***** Text to read

Moerlein venue on track

Greg Hardman watches the steel beams and cinder block rise along the river and sees a Cincinnati icon in the making.

“It’s going to be the greatest lager house and beer garden in the world,” says Hardman, president and CEO of Christian Moerlein Brewing Co.

His $4 million Moerlein Lager House will open this fall despite delays from record spring rains, latest timetables show. The two-story restaurant will feature a 6,500-square-foot microbrewery, two outdoor beer gardens, a hops garden and room for more than 1,100 diners and drinkers.

“I envision everyone saying: ‘You have to go to Moerlein Lager House. They have every single brand of beer that was brewed in Cincinnati,’ ” Hardman says.

Since acquiring Christian Moerlein in 2004, Hardman has resurrected a collection of more than 60 beer brands original to Cincinnati.

The effort has returned labels including Burger, Hudepohl, Hudy Delight, Little Kings, Top Hat and Windisch-Mulhauser to beer taps, restaurants and store shelves. Many brands date back to the 19th century when Over-the-Rhine and Cincinnati was a beer brewing Mecca in the United States.

While the beers are brewed in Wisconsin and Pennsylvania today, Hardman’s working to return brewing to Cincinnati.

This year he opened a brewery in Over-the-Rhine where his firm began brewing small, pilot batches in the former Husman’s potato chip plant on Moore Street. It was the first time since prohibition in 1919 that Christian Moerlein beer had been brewed in Cincinnati.

**********
***** Material

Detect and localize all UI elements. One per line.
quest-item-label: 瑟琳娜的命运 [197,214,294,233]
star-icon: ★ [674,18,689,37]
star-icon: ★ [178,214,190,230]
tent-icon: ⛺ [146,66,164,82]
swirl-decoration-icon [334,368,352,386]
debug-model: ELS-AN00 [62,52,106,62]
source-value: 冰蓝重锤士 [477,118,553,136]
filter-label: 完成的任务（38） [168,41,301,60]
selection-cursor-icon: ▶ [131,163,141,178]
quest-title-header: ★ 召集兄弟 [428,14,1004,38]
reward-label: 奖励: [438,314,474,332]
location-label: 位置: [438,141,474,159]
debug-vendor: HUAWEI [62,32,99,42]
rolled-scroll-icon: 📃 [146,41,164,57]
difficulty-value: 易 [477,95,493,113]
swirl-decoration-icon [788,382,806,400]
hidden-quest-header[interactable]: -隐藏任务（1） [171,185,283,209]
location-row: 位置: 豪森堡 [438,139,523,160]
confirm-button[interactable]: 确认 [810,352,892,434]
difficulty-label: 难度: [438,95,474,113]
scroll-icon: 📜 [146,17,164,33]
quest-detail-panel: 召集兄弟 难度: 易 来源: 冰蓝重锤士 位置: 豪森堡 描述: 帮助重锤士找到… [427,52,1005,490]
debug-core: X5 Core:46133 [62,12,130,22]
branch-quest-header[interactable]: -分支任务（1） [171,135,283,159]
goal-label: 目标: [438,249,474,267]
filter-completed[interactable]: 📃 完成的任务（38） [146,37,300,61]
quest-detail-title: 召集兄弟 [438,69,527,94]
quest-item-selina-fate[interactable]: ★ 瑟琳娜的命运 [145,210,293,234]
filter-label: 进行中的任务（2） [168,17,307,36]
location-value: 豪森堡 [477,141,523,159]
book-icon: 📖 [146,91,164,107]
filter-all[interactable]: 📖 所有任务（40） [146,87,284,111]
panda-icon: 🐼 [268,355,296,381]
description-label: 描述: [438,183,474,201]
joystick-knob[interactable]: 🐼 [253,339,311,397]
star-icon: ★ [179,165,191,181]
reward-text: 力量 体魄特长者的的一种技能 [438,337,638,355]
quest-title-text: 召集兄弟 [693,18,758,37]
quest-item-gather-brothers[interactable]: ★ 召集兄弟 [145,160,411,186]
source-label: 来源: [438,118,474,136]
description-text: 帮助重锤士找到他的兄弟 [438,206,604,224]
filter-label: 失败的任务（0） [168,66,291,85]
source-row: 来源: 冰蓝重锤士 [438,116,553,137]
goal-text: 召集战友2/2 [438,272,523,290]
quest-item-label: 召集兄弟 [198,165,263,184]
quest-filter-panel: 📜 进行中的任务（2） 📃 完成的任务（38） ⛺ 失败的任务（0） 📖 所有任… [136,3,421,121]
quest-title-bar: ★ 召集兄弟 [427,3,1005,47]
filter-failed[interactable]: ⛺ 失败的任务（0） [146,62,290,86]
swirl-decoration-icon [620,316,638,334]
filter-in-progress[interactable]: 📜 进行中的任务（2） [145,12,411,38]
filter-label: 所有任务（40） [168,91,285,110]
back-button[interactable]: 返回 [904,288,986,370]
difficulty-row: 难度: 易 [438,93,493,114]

**********

_Exercise tasks_.
a) Please reproduce the Moerlein Lager House article from "His $4 million" up to and including "the United States.".
b) According to the Moerlein Lager House article, in what year did Hardman acquire Christian Moerlein?
The lines above are separate material, apart from the Moerlein Lager House article.

_Solutions in order_.
a)
His $4 million Moerlein Lager House will open this fall despite delays from record spring rains, latest timetables show. The two-story restaurant will feature a 6,500-square-foot microbrewery, two outdoor beer gardens, a hops garden and room for more than 1,100 diners and drinkers.

“I envision everyone saying: ‘You have to go to Moerlein Lager House. They have every single brand of beer that was brewed in Cincinnati,’ ” Hardman says.

Since acquiring Christian Moerlein in 2004, Hardman has resurrected a collection of more than 60 beer brands original to Cincinnati.

The effort has returned labels including Burger, Hudepohl, Hudy Delight, Little Kings, Top Hat and Windisch-Mulhauser to beer taps, restaurants and store shelves. Many brands date back to the 19th century when Over-the-Rhine and Cincinnati was a beer brewing Mecca in the United States.

b) In 2004.